**WRITTEN TASK:** Print the listing in its entirety and exactly, leaving out images.

◆ ◆ ◆

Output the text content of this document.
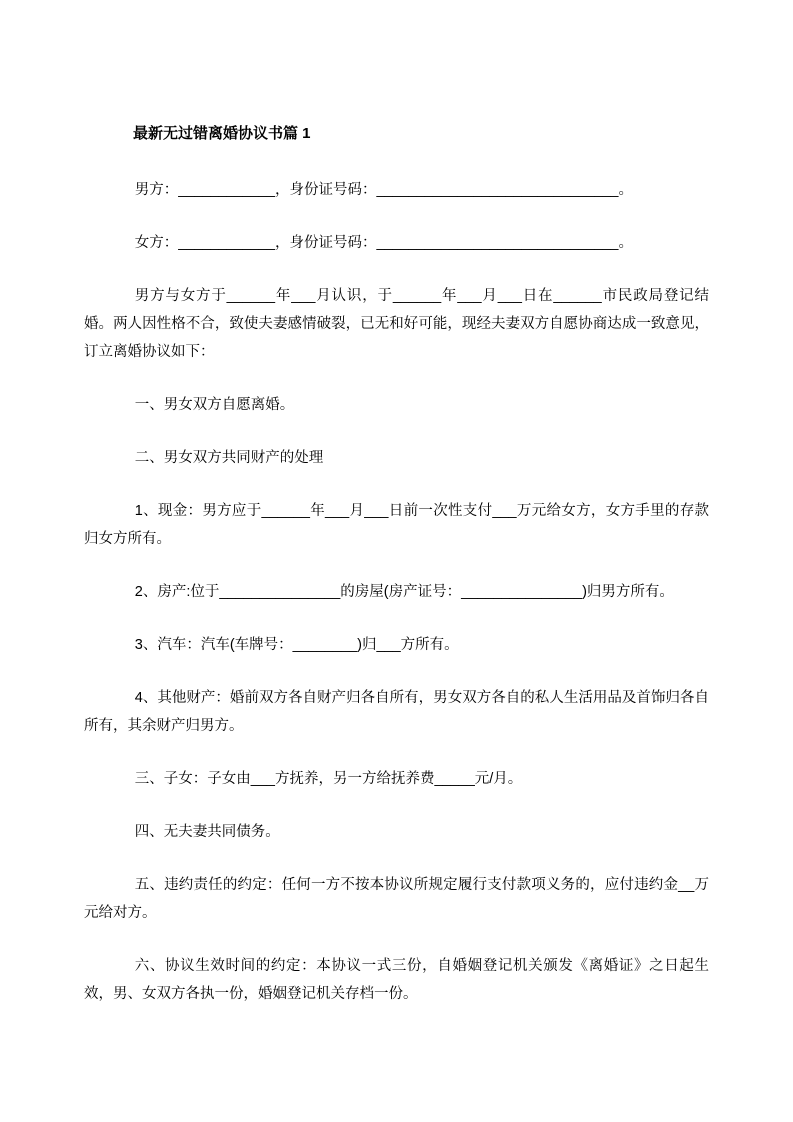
最新无过错离婚协议书篇 1

男方：____________，身份证号码：______________________________。

女方：____________，身份证号码：______________________________。

男方与女方于______年___月认识，于______年___月___日在______市民政局登记结婚。两人因性格不合，致使夫妻感情破裂，已无和好可能，现经夫妻双方自愿协商达成一致意见，订立离婚协议如下：

一、男女双方自愿离婚。

二、男女双方共同财产的处理

1、现金：男方应于______年___月___日前一次性支付___万元给女方，女方手里的存款归女方所有。

2、房产:位于_______________的房屋(房产证号：_______________)归男方所有。

3、汽车：汽车(车牌号：________)归___方所有。

4、其他财产：婚前双方各自财产归各自所有，男女双方各自的私人生活用品及首饰归各自所有，其余财产归男方。

三、子女：子女由___方抚养，另一方给抚养费_____元/月。

四、无夫妻共同债务。

五、违约责任的约定：任何一方不按本协议所规定履行支付款项义务的，应付违约金__万元给对方。

六、协议生效时间的约定：本协议一式三份，自婚姻登记机关颁发《离婚证》之日起生效，男、女双方各执一份，婚姻登记机关存档一份。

◆ ◆ ◆

**RESPONSE TO THE TASK:**
Output the text content of this document.
最新无过错离婚协议书篇 1

男方：____________，身份证号码：______________________________。

女方：____________，身份证号码：______________________________。

男方与女方于______年___月认识，于______年___月___日在______市民政局登记结婚。两人因性格不合，致使夫妻感情破裂，已无和好可能，现经夫妻双方自愿协商达成一致意见，订立离婚协议如下：

一、男女双方自愿离婚。

二、男女双方共同财产的处理

1、现金：男方应于______年___月___日前一次性支付___万元给女方，女方手里的存款归女方所有。

2、房产:位于_______________的房屋(房产证号：_______________)归男方所有。

3、汽车：汽车(车牌号：________)归___方所有。

4、其他财产：婚前双方各自财产归各自所有，男女双方各自的私人生活用品及首饰归各自所有，其余财产归男方。

三、子女：子女由___方抚养，另一方给抚养费_____元/月。

四、无夫妻共同债务。

五、违约责任的约定：任何一方不按本协议所规定履行支付款项义务的，应付违约金__万元给对方。

六、协议生效时间的约定：本协议一式三份，自婚姻登记机关颁发《离婚证》之日起生效，男、女双方各执一份，婚姻登记机关存档一份。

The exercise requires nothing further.